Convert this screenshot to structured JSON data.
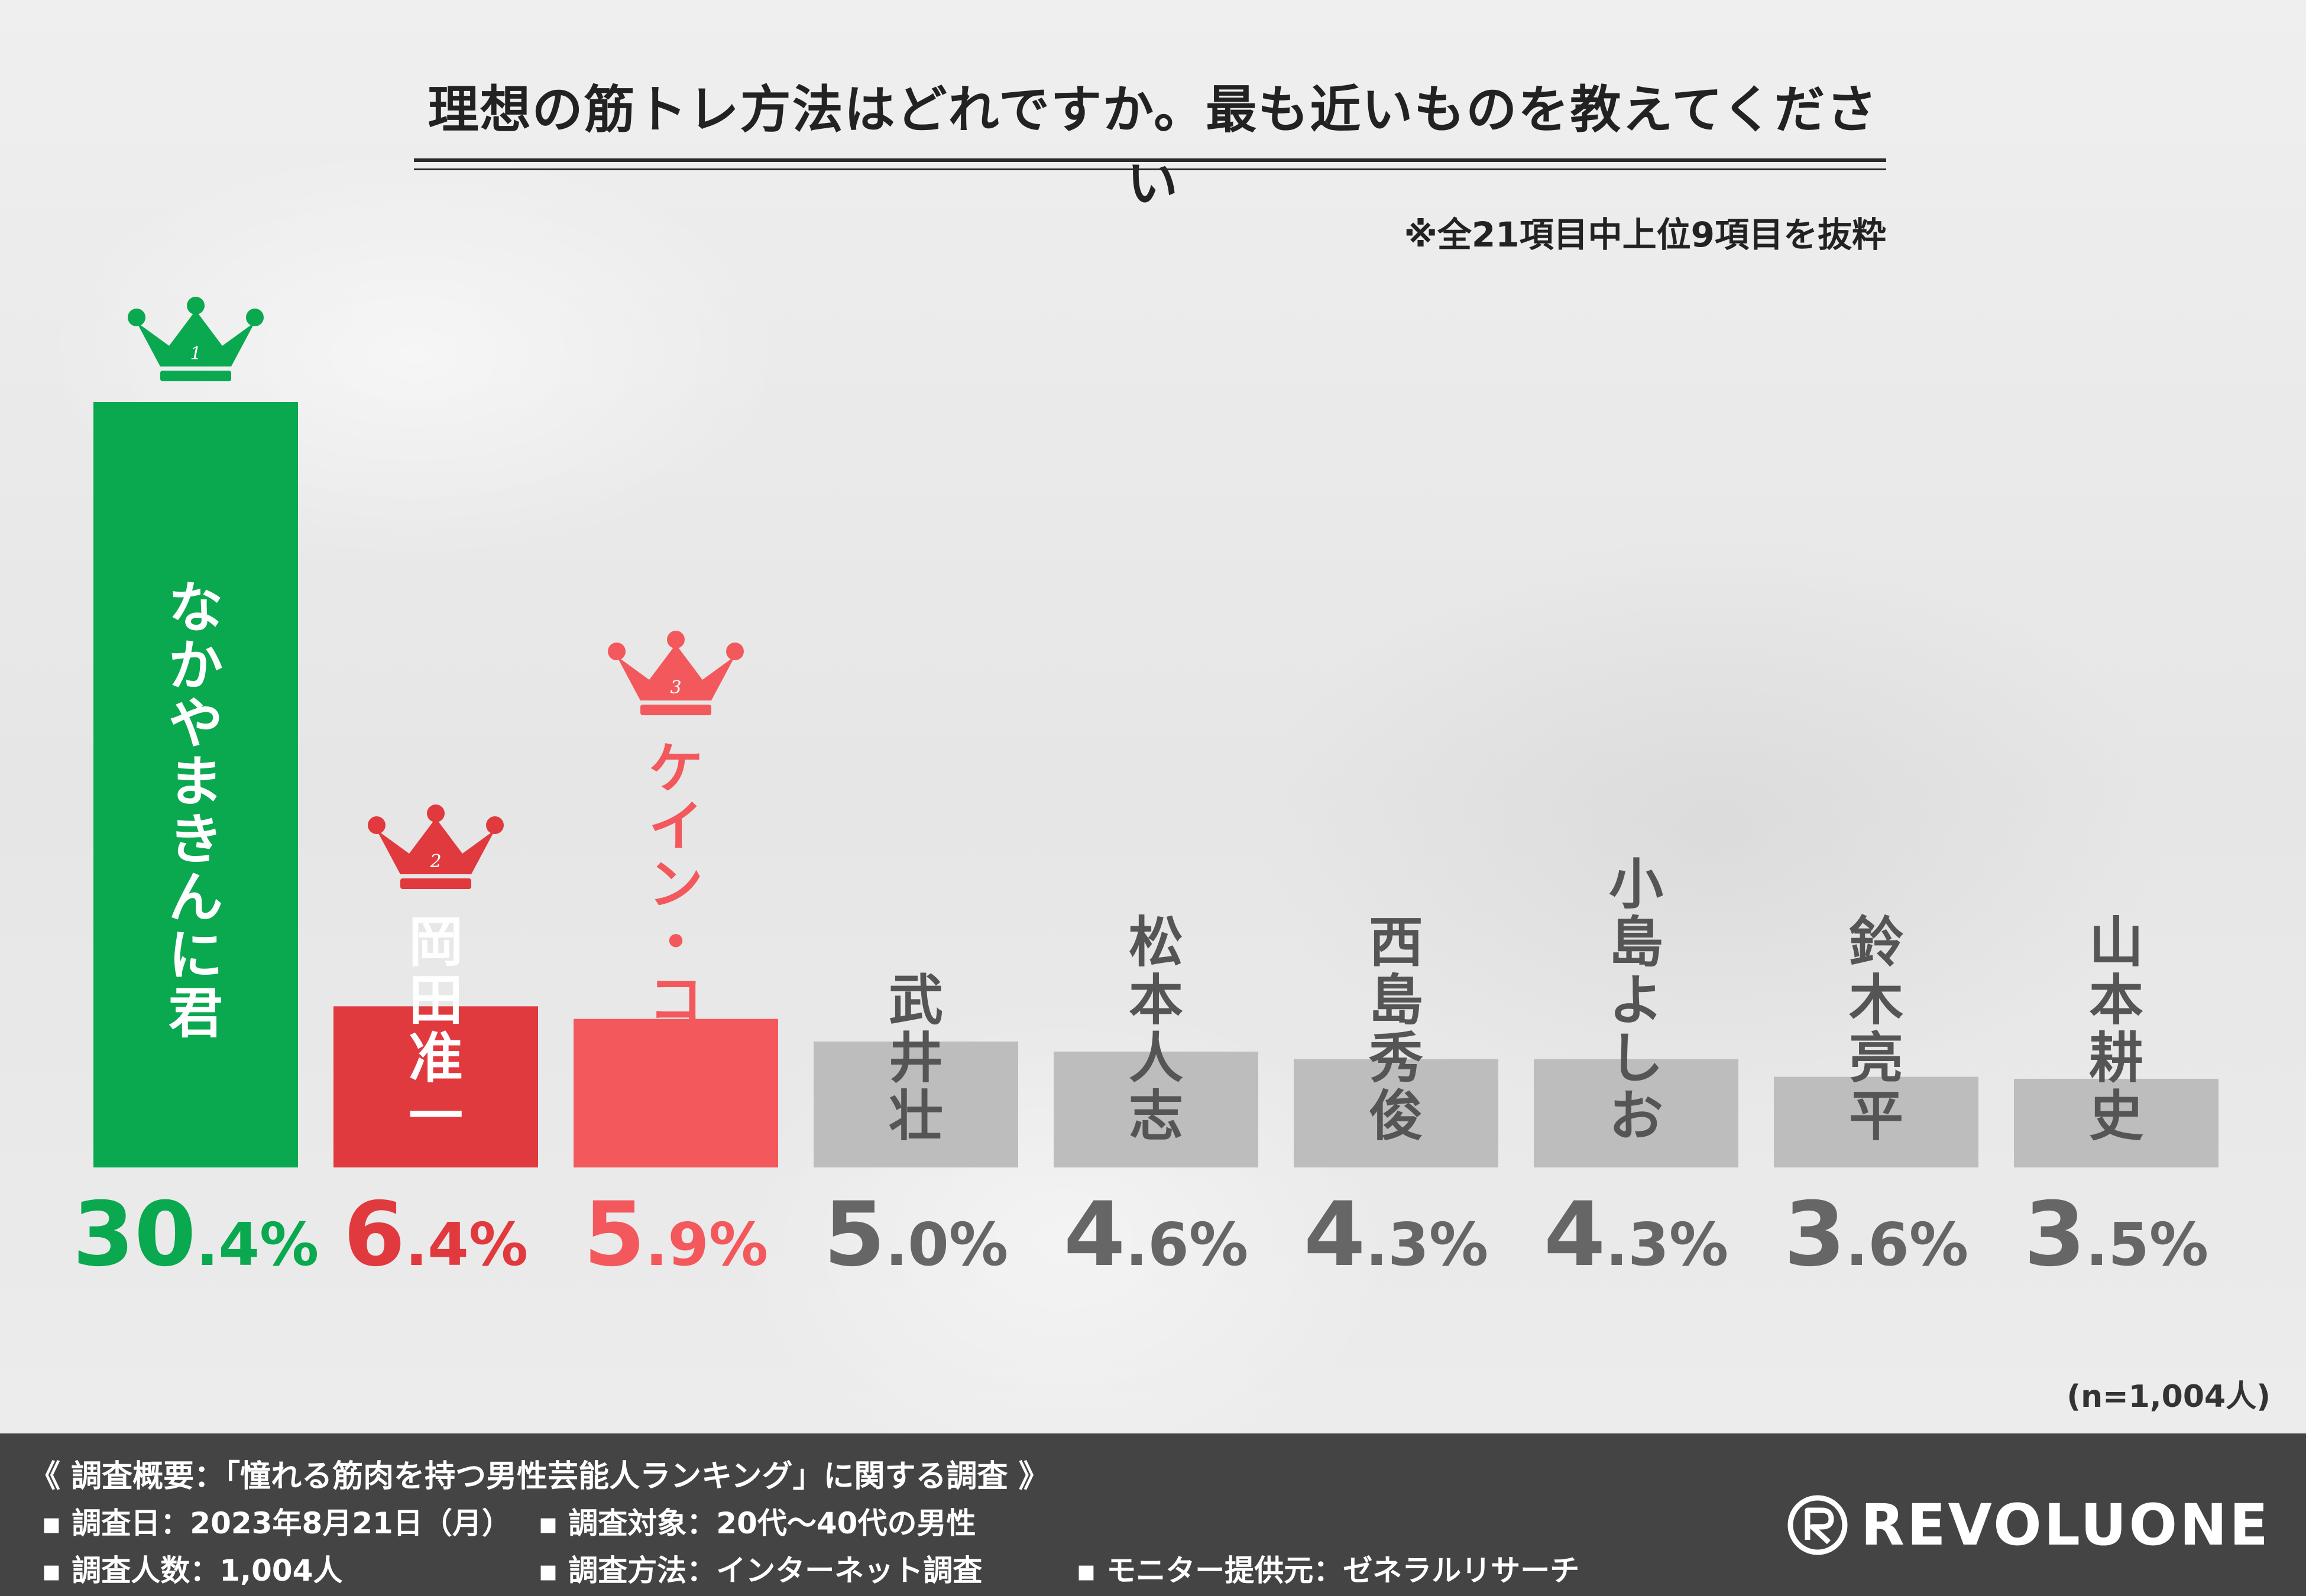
{
  "header": {
    "title": "理想の筋トレ方法はどれですか。最も近いものを教えてください",
    "note": "※全21項目中上位9項目を抜粋"
  },
  "chart_data": {
    "type": "bar",
    "categories": [
      "なかやまきんに君",
      "岡田准一",
      "ケイン・コスギ",
      "武井壮",
      "松本人志",
      "西島秀俊",
      "小島よしお",
      "鈴木亮平",
      "山本耕史"
    ],
    "values": [
      30.4,
      6.4,
      5.9,
      5.0,
      4.6,
      4.3,
      4.3,
      3.6,
      3.5
    ],
    "value_labels": [
      "30.4%",
      "6.4%",
      "5.9%",
      "5.0%",
      "4.6%",
      "4.3%",
      "4.3%",
      "3.6%",
      "3.5%"
    ],
    "ranks": [
      "1",
      "2",
      "3"
    ],
    "colors": [
      "#0aa84f",
      "#e0393e",
      "#f2585c",
      "#bdbdbd",
      "#bdbdbd",
      "#bdbdbd",
      "#bdbdbd",
      "#bdbdbd",
      "#bdbdbd"
    ],
    "label_colors": [
      "#ffffff",
      "#ffffff",
      "#f2585c",
      "#555555",
      "#555555",
      "#555555",
      "#555555",
      "#555555",
      "#555555"
    ],
    "value_colors": [
      "#0aa84f",
      "#e0393e",
      "#f2585c",
      "#666666",
      "#666666",
      "#666666",
      "#666666",
      "#666666",
      "#666666"
    ],
    "sample_note": "(n=1,004人)"
  },
  "footer": {
    "heading": "《 調査概要：「憧れる筋肉を持つ男性芸能人ランキング」に関する調査 》",
    "date": "▪ 調査日：2023年8月21日（月）",
    "target": "▪ 調査対象：20代～40代の男性",
    "count": "▪ 調査人数：1,004人",
    "method": "▪ 調査方法：インターネット調査",
    "provider": "▪ モニター提供元：ゼネラルリサーチ",
    "brand": "REVOLUONE"
  }
}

#### [What needs to be done]
Give all the entries again exactly, dropping each picture.

#### [Worked solution]
Convert this screenshot to structured JSON data.
{
  "header": {
    "title": "理想の筋トレ方法はどれですか。最も近いものを教えてください",
    "note": "※全21項目中上位9項目を抜粋"
  },
  "chart_data": {
    "type": "bar",
    "categories": [
      "なかやまきんに君",
      "岡田准一",
      "ケイン・コスギ",
      "武井壮",
      "松本人志",
      "西島秀俊",
      "小島よしお",
      "鈴木亮平",
      "山本耕史"
    ],
    "values": [
      30.4,
      6.4,
      5.9,
      5.0,
      4.6,
      4.3,
      4.3,
      3.6,
      3.5
    ],
    "value_labels": [
      "30.4%",
      "6.4%",
      "5.9%",
      "5.0%",
      "4.6%",
      "4.3%",
      "4.3%",
      "3.6%",
      "3.5%"
    ],
    "ranks": [
      "1",
      "2",
      "3"
    ],
    "colors": [
      "#0aa84f",
      "#e0393e",
      "#f2585c",
      "#bdbdbd",
      "#bdbdbd",
      "#bdbdbd",
      "#bdbdbd",
      "#bdbdbd",
      "#bdbdbd"
    ],
    "label_colors": [
      "#ffffff",
      "#ffffff",
      "#f2585c",
      "#555555",
      "#555555",
      "#555555",
      "#555555",
      "#555555",
      "#555555"
    ],
    "value_colors": [
      "#0aa84f",
      "#e0393e",
      "#f2585c",
      "#666666",
      "#666666",
      "#666666",
      "#666666",
      "#666666",
      "#666666"
    ],
    "sample_note": "(n=1,004人)"
  },
  "footer": {
    "heading": "《 調査概要：「憧れる筋肉を持つ男性芸能人ランキング」に関する調査 》",
    "date": "▪ 調査日：2023年8月21日（月）",
    "target": "▪ 調査対象：20代～40代の男性",
    "count": "▪ 調査人数：1,004人",
    "method": "▪ 調査方法：インターネット調査",
    "provider": "▪ モニター提供元：ゼネラルリサーチ",
    "brand": "REVOLUONE"
  }
}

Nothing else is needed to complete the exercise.